Repeat the entire listing exactly.

# STORED RECORDS
►

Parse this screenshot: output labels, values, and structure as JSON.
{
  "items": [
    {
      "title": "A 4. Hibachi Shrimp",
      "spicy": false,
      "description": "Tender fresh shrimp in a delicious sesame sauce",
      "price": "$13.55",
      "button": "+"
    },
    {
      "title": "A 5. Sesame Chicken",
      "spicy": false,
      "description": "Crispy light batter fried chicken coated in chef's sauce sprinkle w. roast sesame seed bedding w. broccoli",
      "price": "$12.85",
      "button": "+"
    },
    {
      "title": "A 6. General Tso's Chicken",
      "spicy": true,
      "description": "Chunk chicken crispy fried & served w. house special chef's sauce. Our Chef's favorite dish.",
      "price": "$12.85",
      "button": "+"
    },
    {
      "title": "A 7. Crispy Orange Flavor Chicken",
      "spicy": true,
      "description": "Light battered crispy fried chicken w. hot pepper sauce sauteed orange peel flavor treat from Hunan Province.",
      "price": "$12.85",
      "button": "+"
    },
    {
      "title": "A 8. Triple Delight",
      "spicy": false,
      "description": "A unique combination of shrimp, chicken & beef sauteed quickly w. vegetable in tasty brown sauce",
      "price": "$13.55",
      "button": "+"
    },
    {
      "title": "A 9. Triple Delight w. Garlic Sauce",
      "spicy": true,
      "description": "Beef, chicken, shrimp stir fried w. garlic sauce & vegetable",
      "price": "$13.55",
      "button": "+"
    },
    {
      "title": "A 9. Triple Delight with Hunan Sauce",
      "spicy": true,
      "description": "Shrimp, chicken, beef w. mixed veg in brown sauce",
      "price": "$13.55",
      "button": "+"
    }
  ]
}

◄

# FINISHED EXERCISE
Parse this screenshot: output labels, values, and structure as JSON.
{
  "items": [
    {
      "title": "A 4. Hibachi Shrimp",
      "spicy": false,
      "description": "Tender fresh shrimp in a delicious sesame sauce",
      "price": "$13.55",
      "button": "+"
    },
    {
      "title": "A 5. Sesame Chicken",
      "spicy": false,
      "description": "Crispy light batter fried chicken coated in chef's sauce sprinkle w. roast sesame seed bedding w. broccoli",
      "price": "$12.85",
      "button": "+"
    },
    {
      "title": "A 6. General Tso's Chicken",
      "spicy": true,
      "description": "Chunk chicken crispy fried & served w. house special chef's sauce. Our Chef's favorite dish.",
      "price": "$12.85",
      "button": "+"
    },
    {
      "title": "A 7. Crispy Orange Flavor Chicken",
      "spicy": true,
      "description": "Light battered crispy fried chicken w. hot pepper sauce sauteed orange peel flavor treat from Hunan Province.",
      "price": "$12.85",
      "button": "+"
    },
    {
      "title": "A 8. Triple Delight",
      "spicy": false,
      "description": "A unique combination of shrimp, chicken & beef sauteed quickly w. vegetable in tasty brown sauce",
      "price": "$13.55",
      "button": "+"
    },
    {
      "title": "A 9. Triple Delight w. Garlic Sauce",
      "spicy": true,
      "description": "Beef, chicken, shrimp stir fried w. garlic sauce & vegetable",
      "price": "$13.55",
      "button": "+"
    },
    {
      "title": "A 9. Triple Delight with Hunan Sauce",
      "spicy": true,
      "description": "Shrimp, chicken, beef w. mixed veg in brown sauce",
      "price": "$13.55",
      "button": "+"
    }
  ]
}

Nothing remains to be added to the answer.